(Data excerpts)
● ● ●
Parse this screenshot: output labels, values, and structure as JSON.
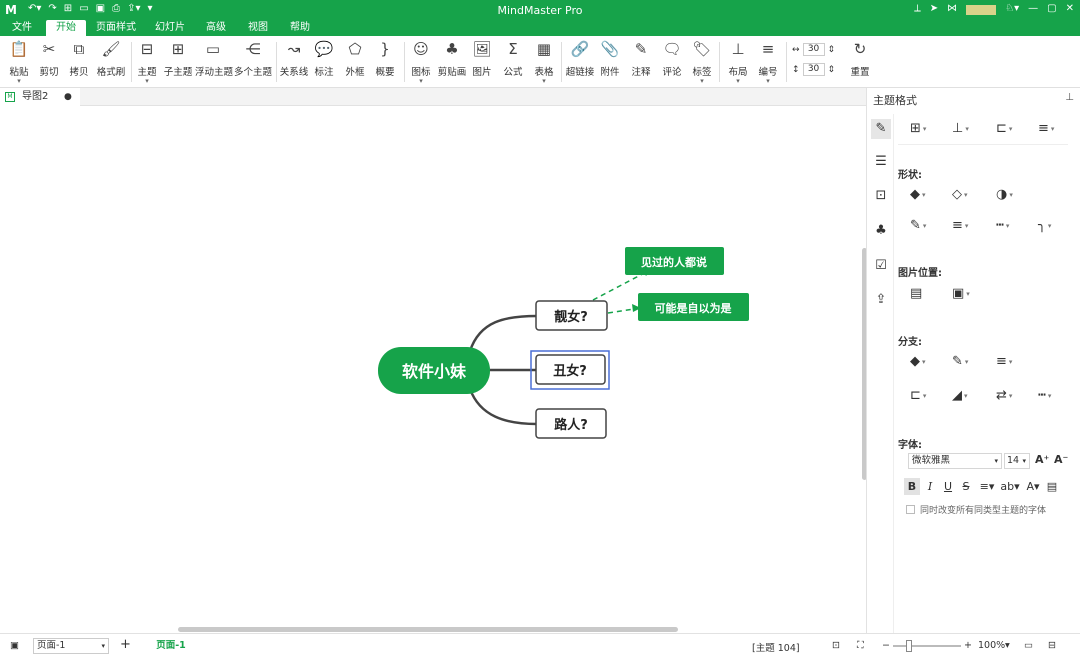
{
  "app": {
    "title": "MindMaster Pro",
    "logo": "M"
  },
  "colors": {
    "brand": "#16a34a",
    "selection": "#4a6fd6"
  },
  "menu": {
    "tabs": [
      {
        "label": "文件",
        "active": false
      },
      {
        "label": "开始",
        "active": true
      },
      {
        "label": "页面样式",
        "active": false
      },
      {
        "label": "幻灯片",
        "active": false
      },
      {
        "label": "高级",
        "active": false
      },
      {
        "label": "视图",
        "active": false
      },
      {
        "label": "帮助",
        "active": false
      }
    ]
  },
  "ribbon": {
    "buttons": [
      {
        "label": "粘贴",
        "icon": "paste-icon",
        "glyph": "📋"
      },
      {
        "label": "剪切",
        "icon": "cut-icon",
        "glyph": "✂"
      },
      {
        "label": "拷贝",
        "icon": "copy-icon",
        "glyph": "⧉"
      },
      {
        "label": "格式刷",
        "icon": "format-painter-icon",
        "glyph": "🖌"
      },
      {
        "label": "主题",
        "icon": "topic-icon",
        "glyph": "⊟"
      },
      {
        "label": "子主题",
        "icon": "subtopic-icon",
        "glyph": "⊞"
      },
      {
        "label": "浮动主题",
        "icon": "floating-topic-icon",
        "glyph": "▭"
      },
      {
        "label": "多个主题",
        "icon": "multiple-topics-icon",
        "glyph": "⋲"
      },
      {
        "label": "关系线",
        "icon": "relationship-icon",
        "glyph": "↝"
      },
      {
        "label": "标注",
        "icon": "callout-icon",
        "glyph": "💬"
      },
      {
        "label": "外框",
        "icon": "boundary-icon",
        "glyph": "⬠"
      },
      {
        "label": "概要",
        "icon": "summary-icon",
        "glyph": "}"
      },
      {
        "label": "图标",
        "icon": "icon-picker-icon",
        "glyph": "☺"
      },
      {
        "label": "剪贴画",
        "icon": "clipart-icon",
        "glyph": "♣"
      },
      {
        "label": "图片",
        "icon": "image-icon",
        "glyph": "🖼"
      },
      {
        "label": "公式",
        "icon": "formula-icon",
        "glyph": "Σ"
      },
      {
        "label": "表格",
        "icon": "table-icon",
        "glyph": "▦"
      },
      {
        "label": "超链接",
        "icon": "hyperlink-icon",
        "glyph": "🔗"
      },
      {
        "label": "附件",
        "icon": "attachment-icon",
        "glyph": "📎"
      },
      {
        "label": "注释",
        "icon": "note-icon",
        "glyph": "✎"
      },
      {
        "label": "评论",
        "icon": "comment-icon",
        "glyph": "🗨"
      },
      {
        "label": "标签",
        "icon": "tag-icon",
        "glyph": "🏷"
      },
      {
        "label": "布局",
        "icon": "layout-icon",
        "glyph": "⊥"
      },
      {
        "label": "编号",
        "icon": "numbering-icon",
        "glyph": "≡"
      },
      {
        "label": "重置",
        "icon": "reset-icon",
        "glyph": "↻"
      }
    ],
    "spacing_h": "30",
    "spacing_v": "30"
  },
  "doc": {
    "tab_label": "导图2"
  },
  "mindmap": {
    "central": "软件小妹",
    "topics": [
      "靓女?",
      "丑女?",
      "路人?"
    ],
    "floating": [
      "见过的人都说",
      "可能是自以为是"
    ]
  },
  "panel": {
    "title": "主题格式",
    "shape_label": "形状:",
    "image_pos_label": "图片位置:",
    "branch_label": "分支:",
    "font_label": "字体:",
    "font_name": "微软雅黑",
    "font_size": "14",
    "same_type_label": "同时改变所有同类型主题的字体"
  },
  "status": {
    "page_select": "页面-1",
    "active_page": "页面-1",
    "topic_count": "[主题 104]",
    "zoom": "100%"
  }
}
● ● ●
TASK: Give an exact reproduction of every line, leaving out any picture.

OUTPUT BELOW:
Parse this screenshot: output labels, values, and structure as JSON.
{
  "app": {
    "title": "MindMaster Pro",
    "logo": "M"
  },
  "colors": {
    "brand": "#16a34a",
    "selection": "#4a6fd6"
  },
  "menu": {
    "tabs": [
      {
        "label": "文件",
        "active": false
      },
      {
        "label": "开始",
        "active": true
      },
      {
        "label": "页面样式",
        "active": false
      },
      {
        "label": "幻灯片",
        "active": false
      },
      {
        "label": "高级",
        "active": false
      },
      {
        "label": "视图",
        "active": false
      },
      {
        "label": "帮助",
        "active": false
      }
    ]
  },
  "ribbon": {
    "buttons": [
      {
        "label": "粘贴",
        "icon": "paste-icon",
        "glyph": "📋"
      },
      {
        "label": "剪切",
        "icon": "cut-icon",
        "glyph": "✂"
      },
      {
        "label": "拷贝",
        "icon": "copy-icon",
        "glyph": "⧉"
      },
      {
        "label": "格式刷",
        "icon": "format-painter-icon",
        "glyph": "🖌"
      },
      {
        "label": "主题",
        "icon": "topic-icon",
        "glyph": "⊟"
      },
      {
        "label": "子主题",
        "icon": "subtopic-icon",
        "glyph": "⊞"
      },
      {
        "label": "浮动主题",
        "icon": "floating-topic-icon",
        "glyph": "▭"
      },
      {
        "label": "多个主题",
        "icon": "multiple-topics-icon",
        "glyph": "⋲"
      },
      {
        "label": "关系线",
        "icon": "relationship-icon",
        "glyph": "↝"
      },
      {
        "label": "标注",
        "icon": "callout-icon",
        "glyph": "💬"
      },
      {
        "label": "外框",
        "icon": "boundary-icon",
        "glyph": "⬠"
      },
      {
        "label": "概要",
        "icon": "summary-icon",
        "glyph": "}"
      },
      {
        "label": "图标",
        "icon": "icon-picker-icon",
        "glyph": "☺"
      },
      {
        "label": "剪贴画",
        "icon": "clipart-icon",
        "glyph": "♣"
      },
      {
        "label": "图片",
        "icon": "image-icon",
        "glyph": "🖼"
      },
      {
        "label": "公式",
        "icon": "formula-icon",
        "glyph": "Σ"
      },
      {
        "label": "表格",
        "icon": "table-icon",
        "glyph": "▦"
      },
      {
        "label": "超链接",
        "icon": "hyperlink-icon",
        "glyph": "🔗"
      },
      {
        "label": "附件",
        "icon": "attachment-icon",
        "glyph": "📎"
      },
      {
        "label": "注释",
        "icon": "note-icon",
        "glyph": "✎"
      },
      {
        "label": "评论",
        "icon": "comment-icon",
        "glyph": "🗨"
      },
      {
        "label": "标签",
        "icon": "tag-icon",
        "glyph": "🏷"
      },
      {
        "label": "布局",
        "icon": "layout-icon",
        "glyph": "⊥"
      },
      {
        "label": "编号",
        "icon": "numbering-icon",
        "glyph": "≡"
      },
      {
        "label": "重置",
        "icon": "reset-icon",
        "glyph": "↻"
      }
    ],
    "spacing_h": "30",
    "spacing_v": "30"
  },
  "doc": {
    "tab_label": "导图2"
  },
  "mindmap": {
    "central": "软件小妹",
    "topics": [
      "靓女?",
      "丑女?",
      "路人?"
    ],
    "floating": [
      "见过的人都说",
      "可能是自以为是"
    ]
  },
  "panel": {
    "title": "主题格式",
    "shape_label": "形状:",
    "image_pos_label": "图片位置:",
    "branch_label": "分支:",
    "font_label": "字体:",
    "font_name": "微软雅黑",
    "font_size": "14",
    "same_type_label": "同时改变所有同类型主题的字体"
  },
  "status": {
    "page_select": "页面-1",
    "active_page": "页面-1",
    "topic_count": "[主题 104]",
    "zoom": "100%"
  }
}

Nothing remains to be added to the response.